>> BEGIN PROVIDED DATA
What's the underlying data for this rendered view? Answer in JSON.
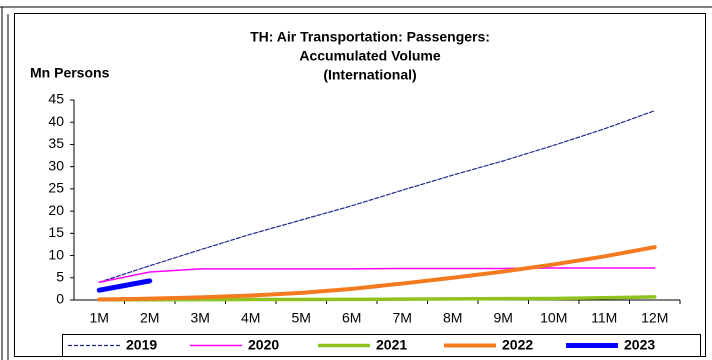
{
  "chart_data": {
    "type": "line",
    "title": [
      "TH: Air Transportation: Passengers:",
      "Accumulated Volume",
      "(International)"
    ],
    "y_label": "Mn Persons",
    "categories": [
      "1M",
      "2M",
      "3M",
      "4M",
      "5M",
      "6M",
      "7M",
      "8M",
      "9M",
      "10M",
      "11M",
      "12M"
    ],
    "series": [
      {
        "name": "2019",
        "color": "#1f2a8c",
        "values": [
          4.0,
          7.7,
          11.3,
          14.8,
          18.0,
          21.2,
          24.7,
          28.1,
          31.3,
          34.8,
          38.5,
          42.6
        ]
      },
      {
        "name": "2020",
        "color": "#ff00ff",
        "values": [
          4.0,
          6.3,
          7.0,
          7.0,
          7.0,
          7.0,
          7.1,
          7.1,
          7.1,
          7.2,
          7.2,
          7.2
        ]
      },
      {
        "name": "2021",
        "color": "#8dc21f",
        "values": [
          0.05,
          0.07,
          0.08,
          0.1,
          0.12,
          0.15,
          0.2,
          0.25,
          0.3,
          0.35,
          0.5,
          0.7
        ]
      },
      {
        "name": "2022",
        "color": "#f47a20",
        "values": [
          0.1,
          0.3,
          0.6,
          1.0,
          1.6,
          2.5,
          3.7,
          5.0,
          6.4,
          8.0,
          9.8,
          11.9
        ]
      },
      {
        "name": "2023",
        "color": "#0000ff",
        "values": [
          2.2,
          4.3,
          null,
          null,
          null,
          null,
          null,
          null,
          null,
          null,
          null,
          null
        ]
      }
    ],
    "ylim": [
      0,
      45
    ],
    "yticks": [
      0,
      5,
      10,
      15,
      20,
      25,
      30,
      35,
      40,
      45
    ],
    "grid": false,
    "legend": "bottom"
  }
}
>> END PROVIDED DATA
§ **TASK INSTRUCTIONS**: Set the data above down again exactly as given, with no pictures.

§ **THE OUTPUT**:
What's the underlying data for this rendered view? Answer in JSON.
{
  "chart_data": {
    "type": "line",
    "title": [
      "TH: Air Transportation: Passengers:",
      "Accumulated Volume",
      "(International)"
    ],
    "y_label": "Mn Persons",
    "categories": [
      "1M",
      "2M",
      "3M",
      "4M",
      "5M",
      "6M",
      "7M",
      "8M",
      "9M",
      "10M",
      "11M",
      "12M"
    ],
    "series": [
      {
        "name": "2019",
        "color": "#1f2a8c",
        "values": [
          4.0,
          7.7,
          11.3,
          14.8,
          18.0,
          21.2,
          24.7,
          28.1,
          31.3,
          34.8,
          38.5,
          42.6
        ]
      },
      {
        "name": "2020",
        "color": "#ff00ff",
        "values": [
          4.0,
          6.3,
          7.0,
          7.0,
          7.0,
          7.0,
          7.1,
          7.1,
          7.1,
          7.2,
          7.2,
          7.2
        ]
      },
      {
        "name": "2021",
        "color": "#8dc21f",
        "values": [
          0.05,
          0.07,
          0.08,
          0.1,
          0.12,
          0.15,
          0.2,
          0.25,
          0.3,
          0.35,
          0.5,
          0.7
        ]
      },
      {
        "name": "2022",
        "color": "#f47a20",
        "values": [
          0.1,
          0.3,
          0.6,
          1.0,
          1.6,
          2.5,
          3.7,
          5.0,
          6.4,
          8.0,
          9.8,
          11.9
        ]
      },
      {
        "name": "2023",
        "color": "#0000ff",
        "values": [
          2.2,
          4.3,
          null,
          null,
          null,
          null,
          null,
          null,
          null,
          null,
          null,
          null
        ]
      }
    ],
    "ylim": [
      0,
      45
    ],
    "yticks": [
      0,
      5,
      10,
      15,
      20,
      25,
      30,
      35,
      40,
      45
    ],
    "grid": false,
    "legend": "bottom"
  }
}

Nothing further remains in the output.